-- Stated task 1 --
Please reproduce the passage on Hercules display timings from "It is not hard" to "pixels via interlacing.", word for word.
-- Stated task 2 --
Write out the rows from the line with "bar [237,323,242,418]" to the line with "bar [151,324,156,418]", including both of those lines, with no changes.

-- Passage given --
There were some emulators that (optionally) used different timings, but as I know little is known about their details.

It is not hard to figure out, though, because there are really only three timing variants that make sense, namely the 640x300 mode, the maximally compatible 720x348 mode and a mode that permits 640x400 pixels via interlacing.
The third one would need some kind of CRTC auto-detection, because different CRTC types handle interlacing differently or not at all.

That brings up the question of which CRTC models were used across the rather broad range of HGC and HGC-compatible boards. Any strictly 6845-compatible part should handle interlacing correctly, but of course that had zero importance for CGA and HGC support, so I wouldn't be surprised if some of them didn't bother.

Looking at the HD6845S datasheet, which includes a comparison with the predecessor, the HD6845R, I finally understood how the 640x400 interlaced mode is supposed to work, and that it will fail and can not be adjusted to work on the newer HD6845S chip. Many late CGA/Hercules-on-a-chip clones seem to omit interlacing completely.

-- Data --
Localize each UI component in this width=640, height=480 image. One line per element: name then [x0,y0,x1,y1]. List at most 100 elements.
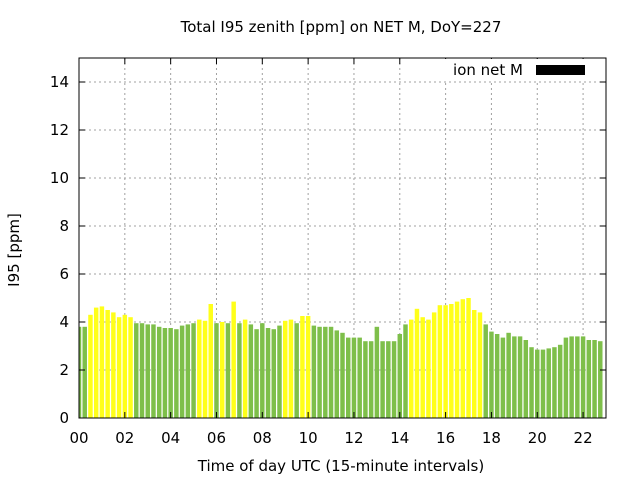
bar [237,323,242,418]
bar [363,341,368,418]
y-tick-label: 6 [59,265,69,283]
bar [443,305,448,418]
bar [277,325,282,418]
bar [512,336,517,418]
bar [254,329,259,418]
bar [208,304,213,418]
bar [523,340,529,418]
bars [79,298,603,418]
bar [116,317,122,418]
legend: ion net M [444,59,596,80]
bar [386,341,391,418]
x-tick-label: 00 [69,429,88,447]
bar [431,312,437,418]
bar [506,332,511,418]
bar [575,336,580,418]
bar [586,340,592,418]
bar [391,341,397,418]
bar [403,324,408,418]
x-tick-label: 14 [390,429,409,447]
bar [134,323,139,418]
bar [437,305,443,418]
bar [242,319,248,418]
bar [466,298,471,418]
bar [294,323,299,418]
x-tick-label: 06 [207,429,226,447]
y-tick-label: 8 [59,217,69,235]
x-tick-label: 04 [161,429,180,447]
x-tick-label: 20 [528,429,547,447]
bar [311,325,317,418]
bar [225,323,231,418]
bar [368,341,374,418]
x-tick-label: 10 [299,429,318,447]
bar [414,308,420,418]
bar [151,324,156,418]
bar [535,349,540,418]
bar [128,317,133,418]
bar [219,322,225,418]
bar [88,314,93,418]
bar [500,337,506,418]
bar [105,310,110,418]
bar [231,301,236,418]
bar [357,337,362,418]
bar [477,312,483,418]
x-tick-label: 18 [482,429,501,447]
bar [569,336,574,418]
bar [409,319,414,418]
bar [397,334,403,418]
x-tick-label: 16 [436,429,455,447]
bar [345,337,351,418]
bar [454,301,460,418]
y-tick-label: 12 [50,121,69,139]
bar [79,326,82,418]
bar [374,326,380,418]
bar [592,340,597,418]
y-tick-label: 10 [50,169,69,187]
x-tick-label: 12 [344,429,363,447]
bar [472,310,477,418]
x-tick-label: 22 [574,429,593,447]
bar [122,314,128,418]
y-tick-label: 4 [59,313,69,331]
bar [82,326,87,418]
bar [546,348,551,418]
bar [174,329,179,418]
x-axis-label: Time of day UTC (15-minute intervals) [197,457,484,475]
bar [580,336,586,418]
bar [552,347,557,418]
bar [449,304,454,418]
bar [248,324,254,418]
bar [494,334,500,418]
x-tick-label: 02 [115,429,134,447]
bar [185,324,191,418]
bar [328,326,334,418]
bar [598,341,603,418]
bar [214,323,219,418]
bar [305,316,311,418]
bar [282,320,288,418]
y-tick-label: 0 [59,409,69,427]
bar [111,312,116,418]
bar [420,317,425,418]
bar [483,324,488,418]
bar [202,320,208,418]
bar [271,329,276,418]
bar [93,307,99,418]
bar [380,341,385,418]
legend-swatch [536,65,585,75]
bar [139,323,145,418]
bar [563,337,569,418]
bar [540,349,546,418]
bar [260,323,265,418]
bar [317,326,322,418]
bar [197,319,202,418]
chart-title: Total I95 zenith [ppm] on NET M, DoY=227 [180,18,502,36]
bar [99,306,105,418]
legend-label: ion net M [453,61,523,79]
y-tick-label: 2 [59,361,69,379]
y-tick-label: 14 [50,73,69,91]
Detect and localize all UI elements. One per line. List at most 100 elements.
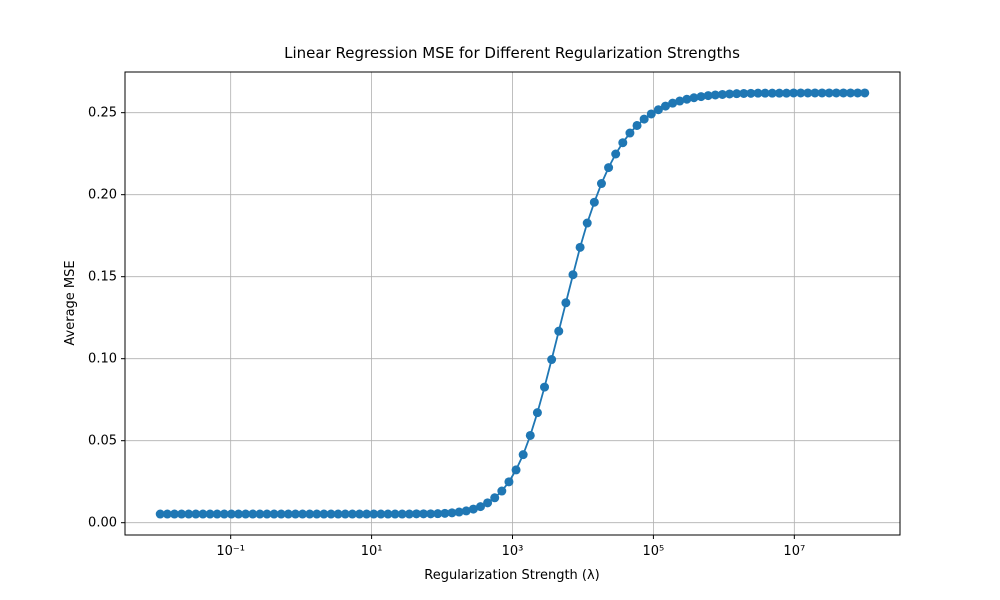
data-point [354, 509, 364, 519]
data-point [675, 96, 685, 106]
data-point [682, 94, 692, 104]
data-point [234, 509, 244, 519]
data-point [781, 88, 791, 98]
data-point [312, 509, 322, 519]
y-tick-label: 0.00 [88, 516, 117, 531]
data-point [604, 163, 614, 173]
data-point [504, 477, 514, 487]
data-point [582, 218, 592, 228]
data-point [532, 408, 542, 418]
y-tick-label: 0.10 [88, 352, 117, 367]
x-tick-label: 10⁷ [783, 544, 805, 559]
data-point [340, 509, 350, 519]
data-point [760, 88, 770, 98]
data-point [774, 88, 784, 98]
data-point [490, 493, 500, 503]
data-point [319, 509, 329, 519]
data-point [696, 92, 706, 102]
data-point [846, 88, 856, 98]
data-point [226, 509, 236, 519]
data-point [276, 509, 286, 519]
data-point [746, 88, 756, 98]
data-point [198, 509, 208, 519]
data-point [184, 509, 194, 519]
data-point [283, 509, 293, 519]
data-point [717, 89, 727, 99]
data-point [262, 509, 272, 519]
data-point [468, 504, 478, 514]
y-tick-label: 0.05 [88, 434, 117, 449]
data-point [518, 450, 528, 460]
data-point [689, 93, 699, 103]
data-point [668, 98, 678, 108]
data-point [248, 509, 258, 519]
data-point [419, 509, 429, 519]
data-point [860, 88, 870, 98]
y-tick-label: 0.20 [88, 188, 117, 203]
data-point [397, 509, 407, 519]
data-point [739, 88, 749, 98]
data-point [547, 355, 557, 365]
data-point [362, 509, 372, 519]
data-point [753, 88, 763, 98]
data-point [661, 101, 671, 111]
data-point [475, 502, 485, 512]
data-point [177, 509, 187, 519]
data-point [732, 89, 742, 99]
data-point [219, 509, 229, 519]
data-point [625, 128, 635, 138]
data-point [461, 506, 471, 516]
data-point [540, 382, 550, 392]
y-axis-label: Average MSE [63, 260, 78, 345]
data-point [618, 138, 628, 148]
data-point [525, 430, 535, 440]
data-point [155, 509, 165, 519]
x-axis-label: Regularization Strength (λ) [424, 568, 600, 583]
data-point [255, 509, 265, 519]
data-point [162, 509, 172, 519]
data-point [568, 270, 578, 280]
data-point [796, 88, 806, 98]
x-tick-label: 10³ [502, 544, 524, 559]
data-point [632, 120, 642, 130]
data-point [810, 88, 820, 98]
y-tick-label: 0.15 [88, 270, 117, 285]
data-point [241, 509, 251, 519]
data-point [831, 88, 841, 98]
data-point [205, 509, 215, 519]
data-point [511, 465, 521, 475]
data-point [383, 509, 393, 519]
chart-title: Linear Regression MSE for Different Regu… [284, 44, 740, 62]
data-point [376, 509, 386, 519]
x-tick-label: 10⁵ [643, 544, 665, 559]
data-point [767, 88, 777, 98]
data-point [646, 109, 656, 119]
data-point [589, 197, 599, 207]
data-point [326, 509, 336, 519]
data-point [191, 509, 201, 519]
data-point [426, 509, 436, 519]
data-point [554, 326, 564, 336]
data-point [298, 509, 308, 519]
data-point [824, 88, 834, 98]
plot-frame [124, 71, 901, 536]
data-point [596, 179, 606, 189]
data-point [454, 507, 464, 517]
data-point [269, 509, 279, 519]
data-point [290, 509, 300, 519]
data-point [333, 509, 343, 519]
data-point [838, 88, 848, 98]
data-point [483, 498, 493, 508]
data-point [433, 509, 443, 519]
data-point [561, 298, 571, 308]
data-point [725, 89, 735, 99]
data-point [789, 88, 799, 98]
data-point [653, 105, 663, 115]
y-tick-label: 0.25 [88, 106, 117, 121]
data-point [803, 88, 813, 98]
data-point [611, 149, 621, 159]
data-point [347, 509, 357, 519]
data-point [440, 508, 450, 518]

-- Correct output 1 --
It is not hard to figure out, though, because there are really only three timing variants that make sense, namely the 640x300 mode, the maximally compatible 720x348 mode and a mode that permits 640x400 pixels via interlacing.

-- Correct output 2 --
bar [237,323,242,418]
bar [363,341,368,418]
y-tick-label: 6 [59,265,69,283]
bar [443,305,448,418]
bar [277,325,282,418]
bar [512,336,517,418]
bar [254,329,259,418]
bar [208,304,213,418]
bar [523,340,529,418]
bars [79,298,603,418]
bar [116,317,122,418]
legend: ion net M [444,59,596,80]
bar [386,341,391,418]
x-tick-label: 00 [69,429,88,447]
bar [431,312,437,418]
bar [506,332,511,418]
bar [575,336,580,418]
bar [586,340,592,418]
bar [391,341,397,418]
bar [403,324,408,418]
x-tick-label: 14 [390,429,409,447]
bar [134,323,139,418]
bar [437,305,443,418]
bar [242,319,248,418]
bar [466,298,471,418]
bar [294,323,299,418]
x-tick-label: 06 [207,429,226,447]
y-tick-label: 8 [59,217,69,235]
x-tick-label: 04 [161,429,180,447]
x-tick-label: 20 [528,429,547,447]
bar [311,325,317,418]
bar [225,323,231,418]
bar [368,341,374,418]
x-tick-label: 10 [299,429,318,447]
bar [414,308,420,418]
bar [151,324,156,418]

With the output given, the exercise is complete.